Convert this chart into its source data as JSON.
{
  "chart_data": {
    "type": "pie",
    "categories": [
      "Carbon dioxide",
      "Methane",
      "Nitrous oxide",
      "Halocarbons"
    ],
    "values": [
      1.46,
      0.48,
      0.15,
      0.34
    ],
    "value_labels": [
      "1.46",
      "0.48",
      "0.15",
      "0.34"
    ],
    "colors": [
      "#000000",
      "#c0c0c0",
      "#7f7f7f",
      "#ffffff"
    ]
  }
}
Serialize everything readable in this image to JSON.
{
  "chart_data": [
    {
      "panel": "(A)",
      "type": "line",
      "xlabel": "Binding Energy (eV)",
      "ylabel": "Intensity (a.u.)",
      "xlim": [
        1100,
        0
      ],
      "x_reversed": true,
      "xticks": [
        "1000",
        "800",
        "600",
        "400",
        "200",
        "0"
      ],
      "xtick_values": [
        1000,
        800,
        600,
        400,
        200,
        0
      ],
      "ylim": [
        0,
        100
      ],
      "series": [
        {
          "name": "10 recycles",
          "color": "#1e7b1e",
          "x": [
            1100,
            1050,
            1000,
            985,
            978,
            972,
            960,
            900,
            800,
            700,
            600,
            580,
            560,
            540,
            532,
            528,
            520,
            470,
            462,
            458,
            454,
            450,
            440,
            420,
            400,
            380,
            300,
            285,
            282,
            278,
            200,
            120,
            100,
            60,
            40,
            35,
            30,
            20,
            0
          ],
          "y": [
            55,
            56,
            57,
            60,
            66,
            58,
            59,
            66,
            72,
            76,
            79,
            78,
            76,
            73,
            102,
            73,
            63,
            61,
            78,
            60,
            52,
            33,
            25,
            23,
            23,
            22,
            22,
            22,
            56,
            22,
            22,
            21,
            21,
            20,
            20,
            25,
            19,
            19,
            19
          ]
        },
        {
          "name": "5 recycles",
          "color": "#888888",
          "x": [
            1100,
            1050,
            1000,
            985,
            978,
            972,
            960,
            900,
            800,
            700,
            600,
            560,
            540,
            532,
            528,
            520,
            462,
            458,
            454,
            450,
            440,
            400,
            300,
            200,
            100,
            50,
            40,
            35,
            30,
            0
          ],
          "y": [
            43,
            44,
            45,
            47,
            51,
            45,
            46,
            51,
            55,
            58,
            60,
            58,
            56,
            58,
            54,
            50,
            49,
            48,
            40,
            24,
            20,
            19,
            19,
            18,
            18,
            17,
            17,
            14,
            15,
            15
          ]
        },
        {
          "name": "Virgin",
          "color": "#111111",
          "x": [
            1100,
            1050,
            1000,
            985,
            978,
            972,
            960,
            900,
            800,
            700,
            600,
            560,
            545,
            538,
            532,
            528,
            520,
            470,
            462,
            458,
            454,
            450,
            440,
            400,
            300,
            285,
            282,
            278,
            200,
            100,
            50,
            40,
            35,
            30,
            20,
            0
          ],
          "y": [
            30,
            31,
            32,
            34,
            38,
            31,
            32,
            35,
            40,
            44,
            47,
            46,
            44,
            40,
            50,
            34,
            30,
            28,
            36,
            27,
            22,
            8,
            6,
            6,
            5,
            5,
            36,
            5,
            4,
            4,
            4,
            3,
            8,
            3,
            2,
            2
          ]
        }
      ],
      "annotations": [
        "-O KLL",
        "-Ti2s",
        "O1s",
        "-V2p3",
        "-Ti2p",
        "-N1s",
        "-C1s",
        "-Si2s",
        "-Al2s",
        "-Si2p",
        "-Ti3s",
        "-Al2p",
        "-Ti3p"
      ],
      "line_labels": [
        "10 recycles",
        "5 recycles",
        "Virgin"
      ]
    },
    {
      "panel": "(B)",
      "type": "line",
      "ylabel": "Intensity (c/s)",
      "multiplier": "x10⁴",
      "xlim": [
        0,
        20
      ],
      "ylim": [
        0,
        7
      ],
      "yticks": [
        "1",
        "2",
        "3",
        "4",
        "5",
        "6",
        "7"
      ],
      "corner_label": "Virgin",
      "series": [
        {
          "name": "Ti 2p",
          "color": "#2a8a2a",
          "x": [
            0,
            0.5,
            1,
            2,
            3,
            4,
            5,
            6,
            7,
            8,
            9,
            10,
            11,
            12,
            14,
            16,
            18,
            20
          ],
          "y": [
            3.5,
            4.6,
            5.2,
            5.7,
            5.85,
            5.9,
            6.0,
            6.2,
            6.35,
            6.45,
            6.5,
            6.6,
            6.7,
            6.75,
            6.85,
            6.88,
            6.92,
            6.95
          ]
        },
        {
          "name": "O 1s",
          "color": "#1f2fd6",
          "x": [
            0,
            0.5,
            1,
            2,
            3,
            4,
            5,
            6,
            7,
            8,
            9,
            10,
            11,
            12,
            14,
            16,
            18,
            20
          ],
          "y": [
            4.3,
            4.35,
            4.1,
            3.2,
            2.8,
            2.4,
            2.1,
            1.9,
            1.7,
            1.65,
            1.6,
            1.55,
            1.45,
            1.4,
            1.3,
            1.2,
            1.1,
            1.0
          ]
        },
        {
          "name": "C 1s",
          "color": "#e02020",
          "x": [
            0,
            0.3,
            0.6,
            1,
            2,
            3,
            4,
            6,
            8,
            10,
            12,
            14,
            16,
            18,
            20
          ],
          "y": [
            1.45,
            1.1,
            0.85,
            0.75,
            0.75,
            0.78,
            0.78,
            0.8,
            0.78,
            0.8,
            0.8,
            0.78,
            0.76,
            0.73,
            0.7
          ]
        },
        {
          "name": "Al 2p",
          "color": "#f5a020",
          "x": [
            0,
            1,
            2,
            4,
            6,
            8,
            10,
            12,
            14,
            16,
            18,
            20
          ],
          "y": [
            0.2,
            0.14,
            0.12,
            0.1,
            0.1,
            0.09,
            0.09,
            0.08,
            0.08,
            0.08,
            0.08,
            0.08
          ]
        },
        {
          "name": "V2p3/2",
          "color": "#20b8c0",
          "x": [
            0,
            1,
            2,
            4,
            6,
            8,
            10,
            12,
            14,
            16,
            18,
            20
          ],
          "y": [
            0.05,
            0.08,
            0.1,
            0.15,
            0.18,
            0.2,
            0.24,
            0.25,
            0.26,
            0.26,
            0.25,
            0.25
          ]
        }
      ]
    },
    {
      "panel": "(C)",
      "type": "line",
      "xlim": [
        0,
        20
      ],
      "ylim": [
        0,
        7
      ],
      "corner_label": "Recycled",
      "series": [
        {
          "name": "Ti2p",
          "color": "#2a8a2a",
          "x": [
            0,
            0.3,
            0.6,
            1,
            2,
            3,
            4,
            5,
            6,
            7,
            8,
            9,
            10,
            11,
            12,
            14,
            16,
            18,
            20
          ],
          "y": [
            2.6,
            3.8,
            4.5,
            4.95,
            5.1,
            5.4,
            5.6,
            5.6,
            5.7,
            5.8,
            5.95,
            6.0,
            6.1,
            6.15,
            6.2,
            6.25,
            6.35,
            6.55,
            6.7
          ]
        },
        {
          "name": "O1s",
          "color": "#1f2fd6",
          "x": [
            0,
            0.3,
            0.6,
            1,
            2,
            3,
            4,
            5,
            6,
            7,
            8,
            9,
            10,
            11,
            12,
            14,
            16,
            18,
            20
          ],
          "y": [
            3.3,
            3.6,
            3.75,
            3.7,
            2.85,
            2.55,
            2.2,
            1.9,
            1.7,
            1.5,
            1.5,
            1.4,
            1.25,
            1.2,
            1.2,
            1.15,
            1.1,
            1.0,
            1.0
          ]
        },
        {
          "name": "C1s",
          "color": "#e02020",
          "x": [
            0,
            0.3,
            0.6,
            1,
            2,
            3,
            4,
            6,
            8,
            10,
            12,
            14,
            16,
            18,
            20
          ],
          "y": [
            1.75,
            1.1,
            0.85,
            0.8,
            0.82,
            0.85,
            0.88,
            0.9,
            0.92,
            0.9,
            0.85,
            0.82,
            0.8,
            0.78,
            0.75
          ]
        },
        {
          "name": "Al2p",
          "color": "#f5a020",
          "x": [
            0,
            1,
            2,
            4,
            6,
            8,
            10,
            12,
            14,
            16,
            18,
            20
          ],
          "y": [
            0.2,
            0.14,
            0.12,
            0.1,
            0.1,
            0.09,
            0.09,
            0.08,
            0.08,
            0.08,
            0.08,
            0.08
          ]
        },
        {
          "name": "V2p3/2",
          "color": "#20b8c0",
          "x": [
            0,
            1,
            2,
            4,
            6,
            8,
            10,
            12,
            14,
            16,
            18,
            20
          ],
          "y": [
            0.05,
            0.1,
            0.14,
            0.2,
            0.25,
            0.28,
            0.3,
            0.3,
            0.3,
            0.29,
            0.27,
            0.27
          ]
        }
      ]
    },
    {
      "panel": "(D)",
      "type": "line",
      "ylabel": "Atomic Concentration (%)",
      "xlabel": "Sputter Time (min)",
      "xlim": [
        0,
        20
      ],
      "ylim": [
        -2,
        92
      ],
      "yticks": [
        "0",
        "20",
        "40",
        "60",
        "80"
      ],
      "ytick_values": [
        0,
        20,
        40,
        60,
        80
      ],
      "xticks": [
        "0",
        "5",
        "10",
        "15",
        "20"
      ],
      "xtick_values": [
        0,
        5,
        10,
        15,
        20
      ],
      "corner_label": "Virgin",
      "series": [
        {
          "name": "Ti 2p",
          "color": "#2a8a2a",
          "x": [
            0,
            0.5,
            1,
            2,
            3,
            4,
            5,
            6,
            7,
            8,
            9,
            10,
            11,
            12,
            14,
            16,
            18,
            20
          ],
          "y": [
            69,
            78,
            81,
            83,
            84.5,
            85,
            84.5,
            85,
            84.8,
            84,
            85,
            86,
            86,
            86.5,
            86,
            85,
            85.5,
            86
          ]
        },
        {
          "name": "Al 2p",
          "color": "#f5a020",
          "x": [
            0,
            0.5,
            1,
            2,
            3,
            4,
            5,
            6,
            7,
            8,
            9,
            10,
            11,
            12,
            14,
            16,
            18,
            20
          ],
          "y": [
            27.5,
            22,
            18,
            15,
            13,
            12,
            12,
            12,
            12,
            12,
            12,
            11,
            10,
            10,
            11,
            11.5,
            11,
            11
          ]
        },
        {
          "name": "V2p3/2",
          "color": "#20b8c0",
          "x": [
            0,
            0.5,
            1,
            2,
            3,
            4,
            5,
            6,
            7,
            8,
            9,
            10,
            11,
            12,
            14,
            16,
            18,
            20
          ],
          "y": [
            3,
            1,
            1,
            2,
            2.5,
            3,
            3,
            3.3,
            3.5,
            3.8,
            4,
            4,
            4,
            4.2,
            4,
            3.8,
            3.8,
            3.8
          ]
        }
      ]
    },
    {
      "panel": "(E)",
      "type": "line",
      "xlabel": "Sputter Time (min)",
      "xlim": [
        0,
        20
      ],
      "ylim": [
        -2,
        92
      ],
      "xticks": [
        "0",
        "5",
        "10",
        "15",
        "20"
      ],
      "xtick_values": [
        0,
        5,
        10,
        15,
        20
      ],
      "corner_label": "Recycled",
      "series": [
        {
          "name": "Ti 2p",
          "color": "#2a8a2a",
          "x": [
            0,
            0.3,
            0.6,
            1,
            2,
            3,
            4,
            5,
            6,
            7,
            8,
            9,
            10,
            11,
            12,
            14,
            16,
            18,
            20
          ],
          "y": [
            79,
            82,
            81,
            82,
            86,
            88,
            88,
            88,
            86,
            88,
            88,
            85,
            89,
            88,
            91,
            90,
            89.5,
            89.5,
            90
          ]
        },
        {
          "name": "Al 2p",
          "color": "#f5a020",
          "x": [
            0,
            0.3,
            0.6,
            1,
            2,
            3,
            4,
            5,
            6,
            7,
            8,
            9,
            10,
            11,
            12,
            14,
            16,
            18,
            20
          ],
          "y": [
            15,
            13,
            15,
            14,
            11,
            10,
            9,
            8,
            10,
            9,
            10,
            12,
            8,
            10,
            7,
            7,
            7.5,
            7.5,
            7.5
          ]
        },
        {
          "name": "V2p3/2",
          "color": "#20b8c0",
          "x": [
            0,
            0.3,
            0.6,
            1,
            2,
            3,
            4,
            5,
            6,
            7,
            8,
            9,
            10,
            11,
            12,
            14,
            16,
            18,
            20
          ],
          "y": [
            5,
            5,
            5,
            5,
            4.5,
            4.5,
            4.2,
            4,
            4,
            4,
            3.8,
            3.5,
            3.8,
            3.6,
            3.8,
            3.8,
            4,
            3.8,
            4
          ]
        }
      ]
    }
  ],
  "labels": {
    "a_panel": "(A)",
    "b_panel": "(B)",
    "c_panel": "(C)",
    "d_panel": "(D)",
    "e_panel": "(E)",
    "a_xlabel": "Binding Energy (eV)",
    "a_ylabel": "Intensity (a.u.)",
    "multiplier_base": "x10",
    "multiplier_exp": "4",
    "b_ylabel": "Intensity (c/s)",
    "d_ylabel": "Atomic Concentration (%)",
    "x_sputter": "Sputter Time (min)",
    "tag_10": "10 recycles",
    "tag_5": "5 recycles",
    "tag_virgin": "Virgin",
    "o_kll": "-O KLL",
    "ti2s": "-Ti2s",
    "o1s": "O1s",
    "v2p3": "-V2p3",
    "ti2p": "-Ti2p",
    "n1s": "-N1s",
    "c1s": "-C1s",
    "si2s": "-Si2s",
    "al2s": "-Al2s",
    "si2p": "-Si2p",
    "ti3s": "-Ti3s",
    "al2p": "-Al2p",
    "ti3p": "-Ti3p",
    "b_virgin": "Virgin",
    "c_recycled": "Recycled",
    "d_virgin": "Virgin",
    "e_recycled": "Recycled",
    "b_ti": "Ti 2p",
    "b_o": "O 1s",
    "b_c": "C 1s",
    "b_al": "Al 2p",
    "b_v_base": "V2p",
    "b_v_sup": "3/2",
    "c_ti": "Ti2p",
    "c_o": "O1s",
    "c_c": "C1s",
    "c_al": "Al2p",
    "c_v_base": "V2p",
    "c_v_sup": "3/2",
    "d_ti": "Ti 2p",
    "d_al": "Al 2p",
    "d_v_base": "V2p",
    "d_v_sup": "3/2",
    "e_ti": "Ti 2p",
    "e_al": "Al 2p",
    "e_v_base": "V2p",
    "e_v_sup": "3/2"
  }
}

**Work required**
From the material above, gather all lines that include the string "this" and copy them.

**Exercise response**
Convert this chart into its source data as JSON.
Serialize everything readable in this image to JSON.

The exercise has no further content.